[Records from a collection of figures]
══════
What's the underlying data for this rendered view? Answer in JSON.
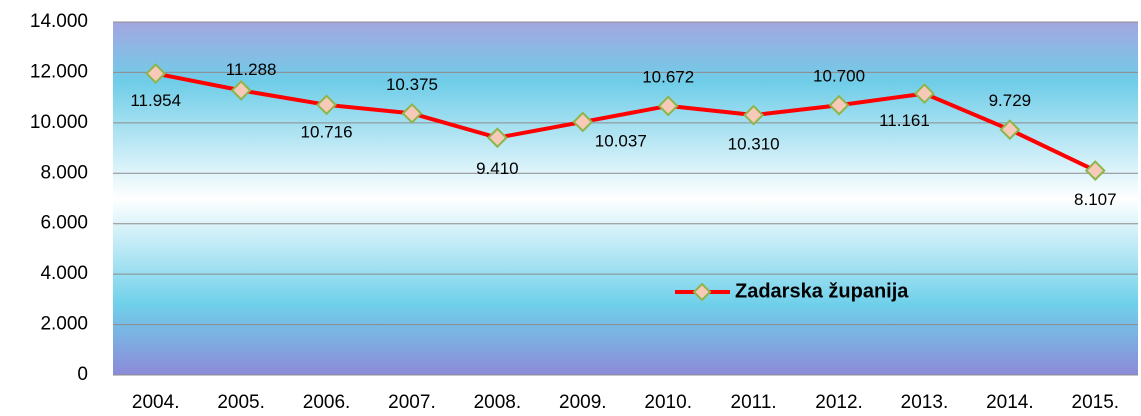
{
  "chart_data": {
    "type": "line",
    "categories": [
      "2004.",
      "2005.",
      "2006.",
      "2007.",
      "2008.",
      "2009.",
      "2010.",
      "2011.",
      "2012.",
      "2013.",
      "2014.",
      "2015."
    ],
    "series": [
      {
        "name": "Zadarska županija",
        "color": "#ff0000",
        "marker_fill": "#f6c9b9",
        "marker_stroke": "#8db54a",
        "values": [
          11954,
          11288,
          10716,
          10375,
          9410,
          10037,
          10672,
          10310,
          10700,
          11161,
          9729,
          8107
        ],
        "value_labels": [
          "11.954",
          "11.288",
          "10.716",
          "10.375",
          "9.410",
          "10.037",
          "10.672",
          "10.310",
          "10.700",
          "11.161",
          "9.729",
          "8.107"
        ]
      }
    ],
    "ylim": [
      0,
      14000
    ],
    "yticks": [
      0,
      {
        "value": 2000,
        "label": "2.000"
      },
      {
        "value": 4000,
        "label": "4.000"
      },
      {
        "value": 6000,
        "label": "6.000"
      },
      {
        "value": 8000,
        "label": "8.000"
      },
      {
        "value": 10000,
        "label": "10.000"
      },
      {
        "value": 12000,
        "label": "12.000"
      },
      {
        "value": 14000,
        "label": "14.000"
      }
    ],
    "grid": true,
    "legend": "center-right"
  }
}
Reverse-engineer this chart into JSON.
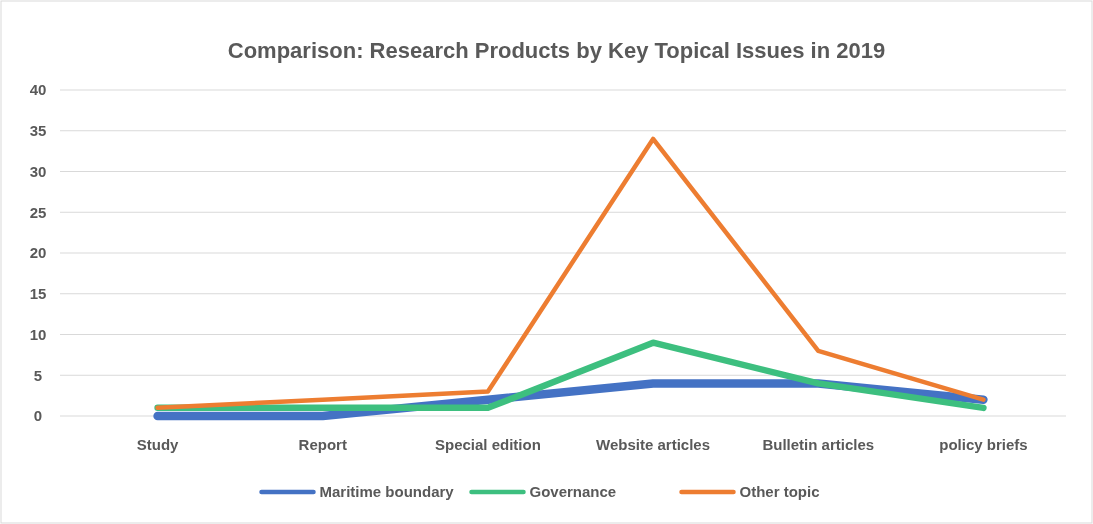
{
  "chart_data": {
    "type": "line",
    "title": "Comparison: Research Products by Key Topical Issues in 2019",
    "categories": [
      "Study",
      "Report",
      "Special edition",
      "Website articles",
      "Bulletin articles",
      "policy briefs"
    ],
    "series": [
      {
        "name": "Maritime boundary",
        "color": "#4472c4",
        "values": [
          0,
          0,
          2,
          4,
          4,
          2
        ]
      },
      {
        "name": "Governance",
        "color": "#3dbf7f",
        "values": [
          1,
          1,
          1,
          9,
          4,
          1
        ]
      },
      {
        "name": "Other topic",
        "color": "#ed7d31",
        "values": [
          1,
          2,
          3,
          34,
          8,
          2
        ]
      }
    ],
    "ylim": [
      0,
      40
    ],
    "yticks": [
      0,
      5,
      10,
      15,
      20,
      25,
      30,
      35,
      40
    ],
    "grid": "y",
    "legend": "bottom",
    "marker": "none",
    "line_style": "solid"
  }
}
══════
_REQUIRED TASK:_ Exactly the lines from the one with "Reverse-engineer this chart into JSON." through the end of the listing above are to be repeated, with no pictures.

_SOLUTION FOR THIS EXERCISE:_
Reverse-engineer this chart into JSON.
{
  "chart_data": {
    "type": "line",
    "title": "Comparison: Research Products by Key Topical Issues in 2019",
    "categories": [
      "Study",
      "Report",
      "Special edition",
      "Website articles",
      "Bulletin articles",
      "policy briefs"
    ],
    "series": [
      {
        "name": "Maritime boundary",
        "color": "#4472c4",
        "values": [
          0,
          0,
          2,
          4,
          4,
          2
        ]
      },
      {
        "name": "Governance",
        "color": "#3dbf7f",
        "values": [
          1,
          1,
          1,
          9,
          4,
          1
        ]
      },
      {
        "name": "Other topic",
        "color": "#ed7d31",
        "values": [
          1,
          2,
          3,
          34,
          8,
          2
        ]
      }
    ],
    "ylim": [
      0,
      40
    ],
    "yticks": [
      0,
      5,
      10,
      15,
      20,
      25,
      30,
      35,
      40
    ],
    "grid": "y",
    "legend": "bottom",
    "marker": "none",
    "line_style": "solid"
  }
}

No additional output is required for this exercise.